#### TASK TO CARRY OUT
Locate the word "Delay" in the entries below, then gather every line that holds it.
((
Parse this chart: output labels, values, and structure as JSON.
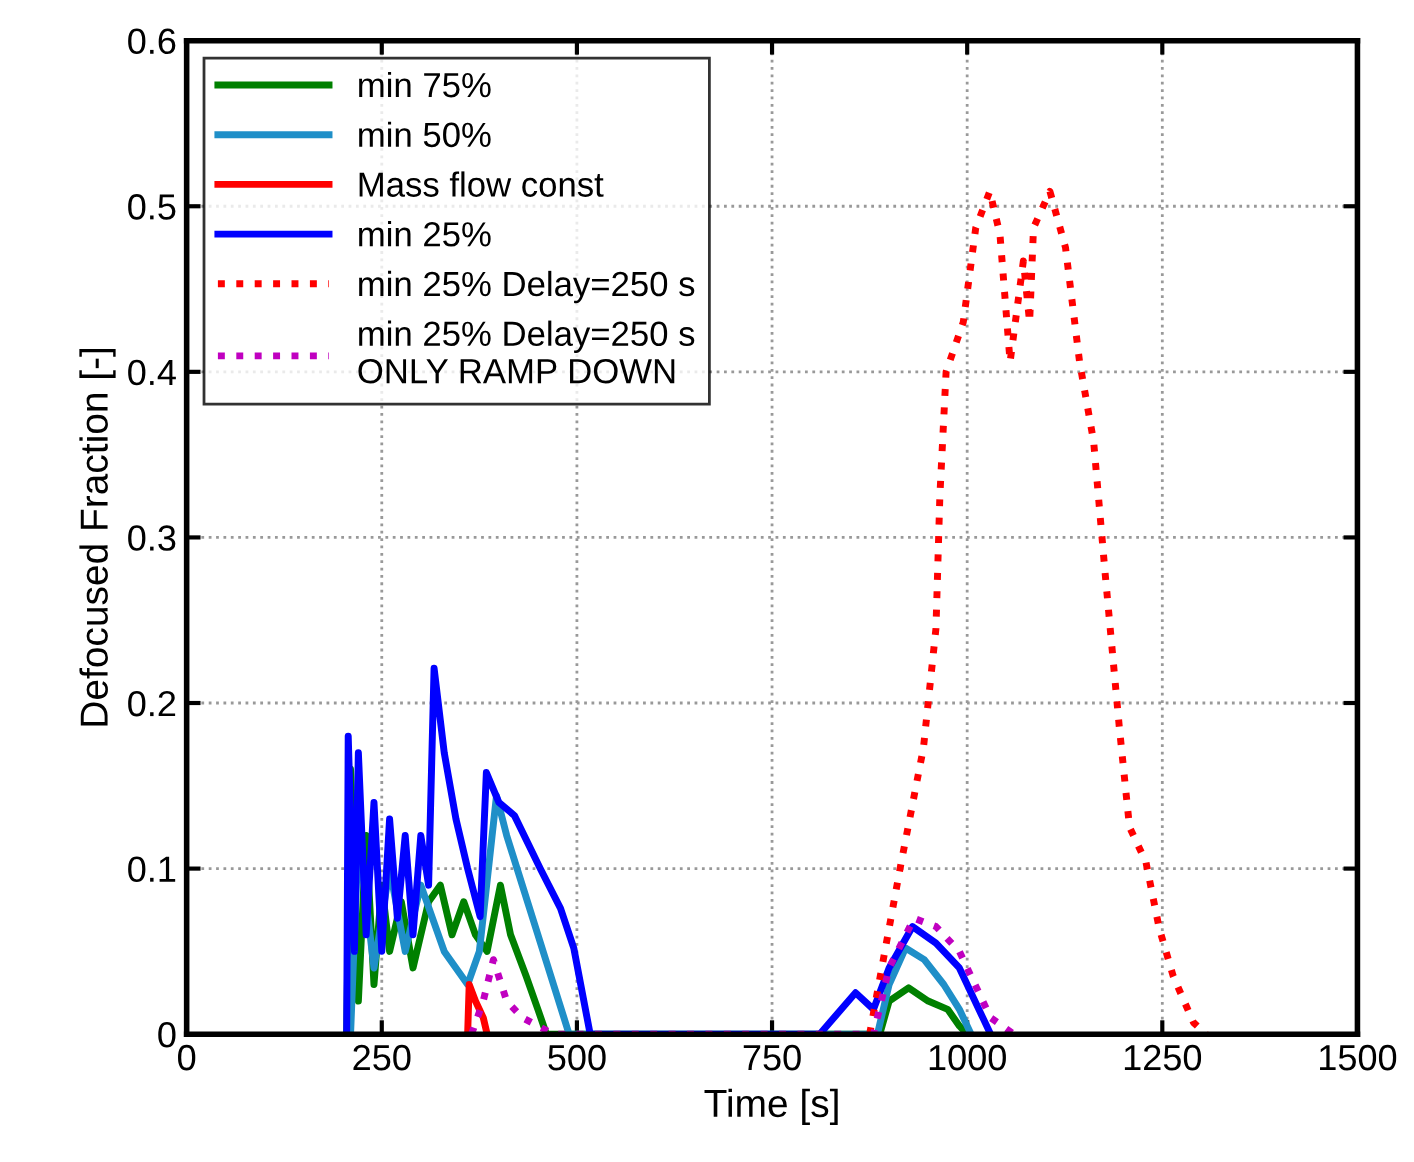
{
  "chart_data": {
    "type": "line",
    "xlabel": "Time [s]",
    "ylabel": "Defocused Fraction [-]",
    "xlim": [
      0,
      1500
    ],
    "ylim": [
      0,
      0.6
    ],
    "xticks": [
      0,
      250,
      500,
      750,
      1000,
      1250,
      1500
    ],
    "yticks": [
      0,
      0.1,
      0.2,
      0.3,
      0.4,
      0.5,
      0.6
    ],
    "grid": true,
    "legend": "top left",
    "series": [
      {
        "name": "min 75%",
        "color": "#008000",
        "line_style": "solid",
        "x": [
          205,
          210,
          220,
          230,
          240,
          250,
          260,
          275,
          290,
          310,
          325,
          340,
          355,
          370,
          385,
          402,
          415,
          435,
          450,
          461,
          888,
          900,
          925,
          950,
          975,
          990,
          1000
        ],
        "values": [
          0,
          0.16,
          0.02,
          0.12,
          0.03,
          0.09,
          0.05,
          0.08,
          0.04,
          0.08,
          0.09,
          0.06,
          0.08,
          0.06,
          0.05,
          0.09,
          0.06,
          0.035,
          0.015,
          0,
          0,
          0.02,
          0.028,
          0.02,
          0.015,
          0.005,
          0
        ]
      },
      {
        "name": "min 50%",
        "color": "#1f8fc8",
        "line_style": "solid",
        "x": [
          210,
          220,
          240,
          260,
          280,
          300,
          330,
          360,
          375,
          397,
          410,
          430,
          450,
          470,
          490,
          885,
          900,
          921,
          945,
          970,
          990,
          1005
        ],
        "values": [
          0,
          0.12,
          0.04,
          0.1,
          0.05,
          0.09,
          0.05,
          0.03,
          0.05,
          0.144,
          0.12,
          0.09,
          0.06,
          0.03,
          0,
          0,
          0.03,
          0.052,
          0.045,
          0.03,
          0.015,
          0
        ]
      },
      {
        "name": "Mass flow const",
        "color": "#ff0000",
        "line_style": "solid",
        "x": [
          360,
          362,
          370,
          380,
          385
        ],
        "values": [
          0,
          0.03,
          0.02,
          0.01,
          0
        ]
      },
      {
        "name": "min 25%",
        "color": "#0000ff",
        "line_style": "solid",
        "x": [
          205,
          207,
          215,
          220,
          230,
          240,
          250,
          260,
          270,
          280,
          290,
          300,
          310,
          317,
          330,
          345,
          360,
          376,
          384,
          400,
          420,
          453,
          479,
          496,
          517,
          811,
          857,
          880,
          900,
          930,
          960,
          990,
          1020,
          1030
        ],
        "values": [
          0,
          0.18,
          0.05,
          0.17,
          0.06,
          0.14,
          0.05,
          0.13,
          0.07,
          0.12,
          0.06,
          0.12,
          0.09,
          0.221,
          0.17,
          0.13,
          0.1,
          0.071,
          0.158,
          0.14,
          0.132,
          0.1,
          0.076,
          0.052,
          0,
          0,
          0.025,
          0.015,
          0.04,
          0.065,
          0.055,
          0.04,
          0.01,
          0
        ]
      },
      {
        "name": "min 25% Delay=250 s",
        "color": "#ff0000",
        "line_style": "dotted",
        "x": [
          875,
          914,
          944,
          960,
          965,
          973,
          995,
          1011,
          1029,
          1042,
          1055,
          1072,
          1080,
          1085,
          1106,
          1126,
          1144,
          1162,
          1177,
          1195,
          1208,
          1229,
          1246,
          1264,
          1290,
          1306
        ],
        "values": [
          0,
          0.1,
          0.173,
          0.245,
          0.325,
          0.4,
          0.43,
          0.487,
          0.509,
          0.483,
          0.406,
          0.467,
          0.43,
          0.487,
          0.509,
          0.475,
          0.406,
          0.358,
          0.277,
          0.185,
          0.125,
          0.104,
          0.064,
          0.035,
          0.007,
          0
        ]
      },
      {
        "name": "min 25% Delay=250 s\nONLY RAMP DOWN",
        "color": "#c000c0",
        "line_style": "dotted",
        "x": [
          365,
          380,
          393,
          410,
          430,
          450,
          470,
          880,
          900,
          932,
          960,
          990,
          1010,
          1030,
          1060
        ],
        "values": [
          0,
          0.02,
          0.045,
          0.02,
          0.01,
          0.005,
          0,
          0,
          0.04,
          0.07,
          0.065,
          0.05,
          0.03,
          0.01,
          0
        ]
      }
    ]
  }
}
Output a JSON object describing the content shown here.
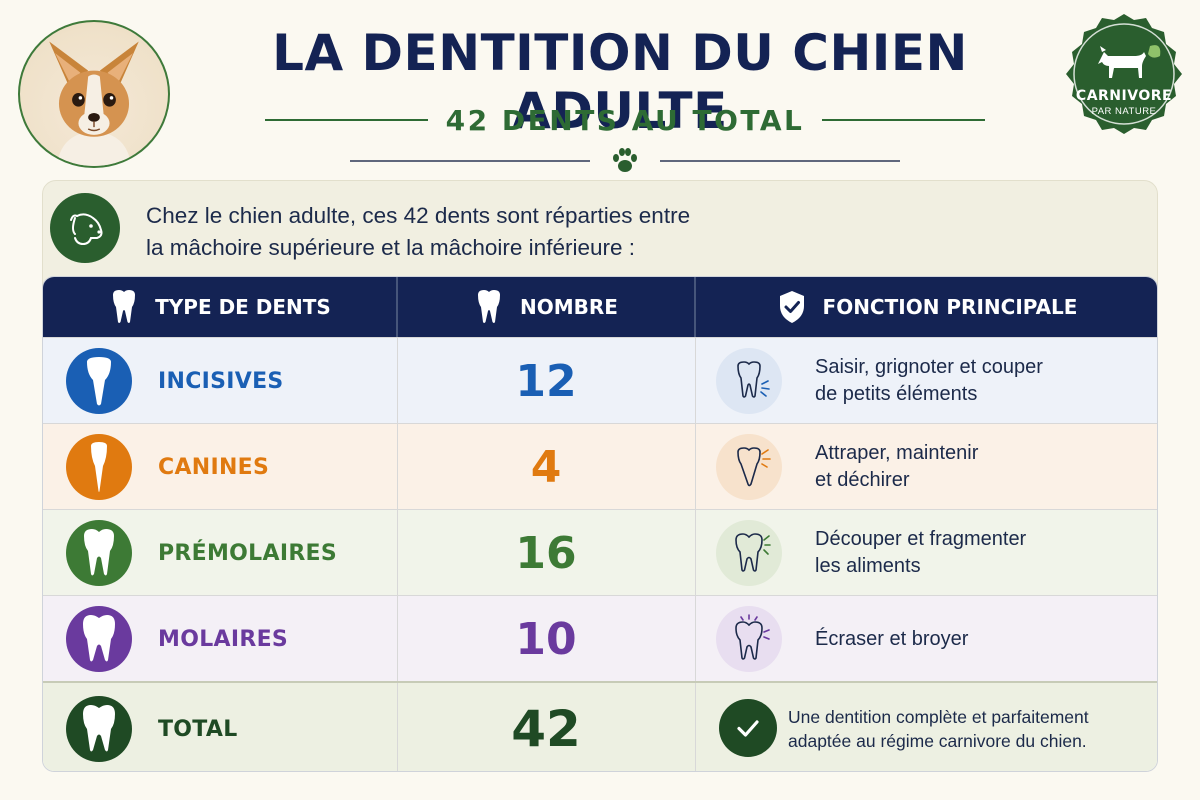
{
  "header": {
    "title": "LA DENTITION DU CHIEN ADULTE",
    "subtitle": "42 DENTS AU TOTAL",
    "photo_icon": "chihuahua-photo",
    "divider_icon": "paw-icon"
  },
  "badge": {
    "line1": "CARNIVORE",
    "line2": "PAR NATURE",
    "icon": "dog-silhouette-leaf-icon",
    "color": "#2a5e2e"
  },
  "intro": {
    "icon": "dog-head-icon",
    "line1": "Chez le chien adulte, ces 42 dents sont réparties entre",
    "line2": "la mâchoire supérieure et la mâchoire inférieure :"
  },
  "table": {
    "headers": {
      "type": "TYPE DE DENTS",
      "number": "NOMBRE",
      "function": "FONCTION PRINCIPALE"
    },
    "header_icons": [
      "tooth-icon",
      "tooth-icon",
      "shield-check-icon"
    ],
    "rows": [
      {
        "type": "INCISIVES",
        "number": "12",
        "function_line1": "Saisir, grignoter et couper",
        "function_line2": "de petits éléments",
        "color": "#1a5fb4",
        "icon": "incisor-icon",
        "function_icon": "tooth-bite-icon"
      },
      {
        "type": "CANINES",
        "number": "4",
        "function_line1": "Attraper, maintenir",
        "function_line2": "et déchirer",
        "color": "#e07a10",
        "icon": "canine-icon",
        "function_icon": "tooth-pierce-icon"
      },
      {
        "type": "PRÉMOLAIRES",
        "number": "16",
        "function_line1": "Découper et fragmenter",
        "function_line2": "les aliments",
        "color": "#3d7a35",
        "icon": "premolar-icon",
        "function_icon": "tooth-cut-icon"
      },
      {
        "type": "MOLAIRES",
        "number": "10",
        "function_line1": "Écraser et broyer",
        "function_line2": "",
        "color": "#6a3a9e",
        "icon": "molar-icon",
        "function_icon": "tooth-grind-icon"
      }
    ],
    "total": {
      "type": "TOTAL",
      "number": "42",
      "function_line1": "Une dentition complète et parfaitement",
      "function_line2": "adaptée au régime carnivore du chien.",
      "color": "#1f4a24",
      "icon": "tooth-icon",
      "function_icon": "check-circle-icon"
    }
  }
}
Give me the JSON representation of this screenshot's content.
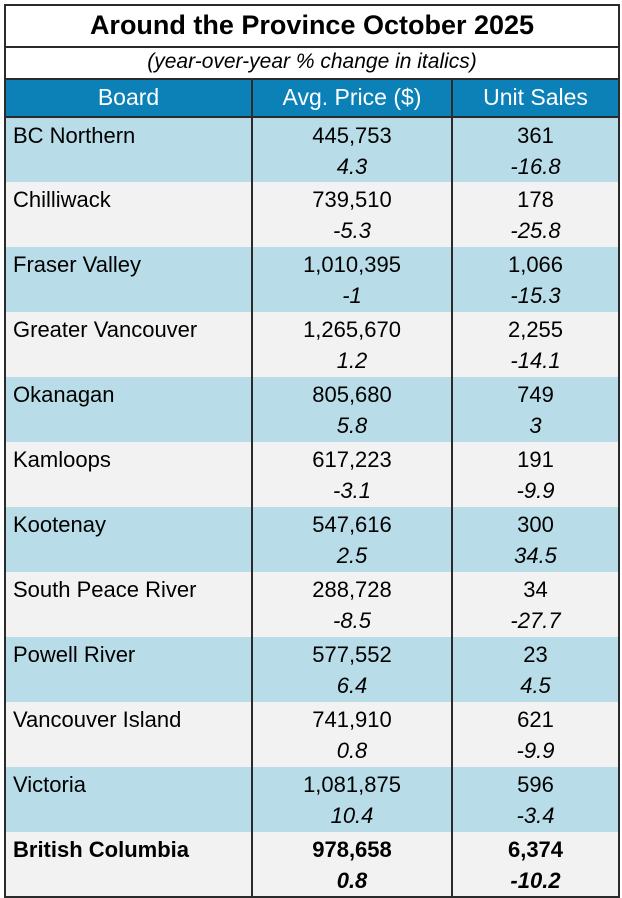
{
  "title": "Around the Province October 2025",
  "subtitle": "(year-over-year % change in italics)",
  "columns": [
    "Board",
    "Avg. Price ($)",
    "Unit Sales"
  ],
  "colors": {
    "header_bg": "#0c81b8",
    "header_text": "#ffffff",
    "row_light_blue": "#b8dde8",
    "row_off_white": "#f2f2f2",
    "border": "#2b2b2b"
  },
  "rows": [
    {
      "board": "BC Northern",
      "avg_price": "445,753",
      "avg_price_yoy": "4.3",
      "unit_sales": "361",
      "unit_sales_yoy": "-16.8",
      "bold": false
    },
    {
      "board": "Chilliwack",
      "avg_price": "739,510",
      "avg_price_yoy": "-5.3",
      "unit_sales": "178",
      "unit_sales_yoy": "-25.8",
      "bold": false
    },
    {
      "board": "Fraser Valley",
      "avg_price": "1,010,395",
      "avg_price_yoy": "-1",
      "unit_sales": "1,066",
      "unit_sales_yoy": "-15.3",
      "bold": false
    },
    {
      "board": "Greater Vancouver",
      "avg_price": "1,265,670",
      "avg_price_yoy": "1.2",
      "unit_sales": "2,255",
      "unit_sales_yoy": "-14.1",
      "bold": false
    },
    {
      "board": "Okanagan",
      "avg_price": "805,680",
      "avg_price_yoy": "5.8",
      "unit_sales": "749",
      "unit_sales_yoy": "3",
      "bold": false
    },
    {
      "board": "Kamloops",
      "avg_price": "617,223",
      "avg_price_yoy": "-3.1",
      "unit_sales": "191",
      "unit_sales_yoy": "-9.9",
      "bold": false
    },
    {
      "board": "Kootenay",
      "avg_price": "547,616",
      "avg_price_yoy": "2.5",
      "unit_sales": "300",
      "unit_sales_yoy": "34.5",
      "bold": false
    },
    {
      "board": "South Peace River",
      "avg_price": "288,728",
      "avg_price_yoy": "-8.5",
      "unit_sales": "34",
      "unit_sales_yoy": "-27.7",
      "bold": false
    },
    {
      "board": "Powell River",
      "avg_price": "577,552",
      "avg_price_yoy": "6.4",
      "unit_sales": "23",
      "unit_sales_yoy": "4.5",
      "bold": false
    },
    {
      "board": "Vancouver Island",
      "avg_price": "741,910",
      "avg_price_yoy": "0.8",
      "unit_sales": "621",
      "unit_sales_yoy": "-9.9",
      "bold": false
    },
    {
      "board": "Victoria",
      "avg_price": "1,081,875",
      "avg_price_yoy": "10.4",
      "unit_sales": "596",
      "unit_sales_yoy": "-3.4",
      "bold": false
    },
    {
      "board": "British Columbia",
      "avg_price": "978,658",
      "avg_price_yoy": "0.8",
      "unit_sales": "6,374",
      "unit_sales_yoy": "-10.2",
      "bold": true
    }
  ],
  "chart_data": {
    "type": "table",
    "title": "Around the Province October 2025",
    "subtitle": "(year-over-year % change in italics)",
    "columns": [
      "Board",
      "Avg. Price ($)",
      "Avg. Price YoY % change",
      "Unit Sales",
      "Unit Sales YoY % change"
    ],
    "rows": [
      [
        "BC Northern",
        445753,
        4.3,
        361,
        -16.8
      ],
      [
        "Chilliwack",
        739510,
        -5.3,
        178,
        -25.8
      ],
      [
        "Fraser Valley",
        1010395,
        -1,
        1066,
        -15.3
      ],
      [
        "Greater Vancouver",
        1265670,
        1.2,
        2255,
        -14.1
      ],
      [
        "Okanagan",
        805680,
        5.8,
        749,
        3
      ],
      [
        "Kamloops",
        617223,
        -3.1,
        191,
        -9.9
      ],
      [
        "Kootenay",
        547616,
        2.5,
        300,
        34.5
      ],
      [
        "South Peace River",
        288728,
        -8.5,
        34,
        -27.7
      ],
      [
        "Powell River",
        577552,
        6.4,
        23,
        4.5
      ],
      [
        "Vancouver Island",
        741910,
        0.8,
        621,
        -9.9
      ],
      [
        "Victoria",
        1081875,
        10.4,
        596,
        -3.4
      ],
      [
        "British Columbia",
        978658,
        0.8,
        6374,
        -10.2
      ]
    ]
  }
}
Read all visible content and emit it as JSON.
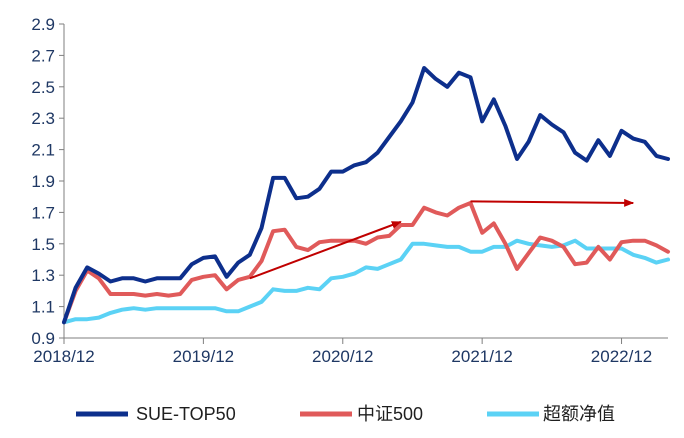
{
  "chart_data": {
    "type": "line",
    "title": "",
    "xlabel": "",
    "ylabel": "",
    "ylim": [
      0.9,
      2.9
    ],
    "yticks": [
      "0.9",
      "1.1",
      "1.3",
      "1.5",
      "1.7",
      "1.9",
      "2.1",
      "2.3",
      "2.5",
      "2.7",
      "2.9"
    ],
    "xticks": [
      "2018/12",
      "2019/12",
      "2020/12",
      "2021/12",
      "2022/12"
    ],
    "x_start": "2018/12",
    "grid": false,
    "legend_position": "bottom",
    "series": [
      {
        "name": "SUE-TOP50",
        "color": "#0d2f8c",
        "values": [
          1.0,
          1.22,
          1.35,
          1.31,
          1.26,
          1.28,
          1.28,
          1.26,
          1.28,
          1.28,
          1.28,
          1.37,
          1.41,
          1.42,
          1.29,
          1.38,
          1.43,
          1.6,
          1.92,
          1.92,
          1.79,
          1.8,
          1.85,
          1.96,
          1.96,
          2.0,
          2.02,
          2.08,
          2.18,
          2.28,
          2.4,
          2.62,
          2.55,
          2.5,
          2.59,
          2.56,
          2.28,
          2.42,
          2.25,
          2.04,
          2.15,
          2.32,
          2.26,
          2.21,
          2.08,
          2.03,
          2.16,
          2.06,
          2.22,
          2.17,
          2.15,
          2.06,
          2.04
        ]
      },
      {
        "name": "中证500",
        "color": "#e05a5a",
        "values": [
          1.0,
          1.2,
          1.33,
          1.28,
          1.18,
          1.18,
          1.18,
          1.17,
          1.18,
          1.17,
          1.18,
          1.27,
          1.29,
          1.3,
          1.21,
          1.27,
          1.29,
          1.39,
          1.58,
          1.59,
          1.48,
          1.46,
          1.51,
          1.52,
          1.52,
          1.52,
          1.5,
          1.54,
          1.55,
          1.62,
          1.62,
          1.73,
          1.7,
          1.68,
          1.73,
          1.76,
          1.57,
          1.63,
          1.5,
          1.34,
          1.44,
          1.54,
          1.52,
          1.48,
          1.37,
          1.38,
          1.48,
          1.4,
          1.51,
          1.52,
          1.52,
          1.49,
          1.45
        ]
      },
      {
        "name": "超额净值",
        "color": "#5bd2f5",
        "values": [
          1.0,
          1.02,
          1.02,
          1.03,
          1.06,
          1.08,
          1.09,
          1.08,
          1.09,
          1.09,
          1.09,
          1.09,
          1.09,
          1.09,
          1.07,
          1.07,
          1.1,
          1.13,
          1.21,
          1.2,
          1.2,
          1.22,
          1.21,
          1.28,
          1.29,
          1.31,
          1.35,
          1.34,
          1.37,
          1.4,
          1.5,
          1.5,
          1.49,
          1.48,
          1.48,
          1.45,
          1.45,
          1.48,
          1.48,
          1.52,
          1.5,
          1.49,
          1.48,
          1.49,
          1.52,
          1.47,
          1.47,
          1.47,
          1.47,
          1.43,
          1.41,
          1.38,
          1.4
        ]
      }
    ],
    "annotations": [
      {
        "type": "arrow",
        "color": "#c00000",
        "from_index": 16,
        "from_value": 1.28,
        "to_index": 29,
        "to_value": 1.64
      },
      {
        "type": "arrow",
        "color": "#c00000",
        "from_index": 35,
        "from_value": 1.77,
        "to_index": 49,
        "to_value": 1.76
      }
    ]
  }
}
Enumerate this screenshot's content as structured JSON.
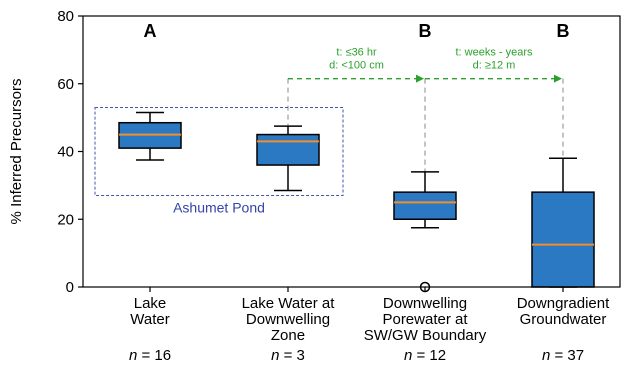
{
  "chart_data": {
    "type": "box",
    "ylabel": "% Inferred Precursors",
    "ylim": [
      0,
      80
    ],
    "yticks": [
      0,
      20,
      40,
      60,
      80
    ],
    "grid": false,
    "categories": [
      {
        "lines": [
          "Lake",
          "Water"
        ],
        "n_prefix": "n",
        "n_text": " = 16"
      },
      {
        "lines": [
          "Lake Water at",
          "Downwelling",
          "Zone"
        ],
        "n_prefix": "n",
        "n_text": " = 3"
      },
      {
        "lines": [
          "Downwelling",
          "Porewater at",
          "SW/GW Boundary"
        ],
        "n_prefix": "n",
        "n_text": " = 12"
      },
      {
        "lines": [
          "Downgradient",
          "Groundwater"
        ],
        "n_prefix": "n",
        "n_text": " = 37"
      }
    ],
    "boxes": [
      {
        "whisker_low": 37.5,
        "q1": 41,
        "median": 45,
        "q3": 48.5,
        "whisker_high": 51.5,
        "outliers": []
      },
      {
        "whisker_low": 28.5,
        "q1": 36,
        "median": 43,
        "q3": 45,
        "whisker_high": 47.5,
        "outliers": []
      },
      {
        "whisker_low": 17.5,
        "q1": 20,
        "median": 25,
        "q3": 28,
        "whisker_high": 34,
        "outliers": [
          0
        ]
      },
      {
        "whisker_low": 0,
        "q1": 0,
        "median": 12.5,
        "q3": 28,
        "whisker_high": 38,
        "outliers": []
      }
    ],
    "group_letters": [
      "A",
      "",
      "B",
      "B"
    ],
    "group_box": {
      "label": "Ashumet Pond",
      "covers": [
        0,
        1
      ],
      "y_low": 27,
      "y_high": 53
    },
    "transitions": [
      {
        "from": 1,
        "to": 2,
        "y": 61.5,
        "lines": [
          "t: ≤36 hr",
          "d: <100 cm"
        ]
      },
      {
        "from": 2,
        "to": 3,
        "y": 61.5,
        "lines": [
          "t: weeks - years",
          "d: ≥12 m"
        ]
      }
    ],
    "colors": {
      "box_fill": "#2b79c2",
      "median": "#f28e2b",
      "group_box": "#4455aa",
      "group_label": "#3344aa",
      "arrow": "#2ca02c",
      "dashed_guide": "#888888"
    }
  }
}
))
#### RESULT OF THIS TASK
        "name": "min 25% Delay=250 s",
        "name": "min 25% Delay=250 s\nONLY RAMP DOWN",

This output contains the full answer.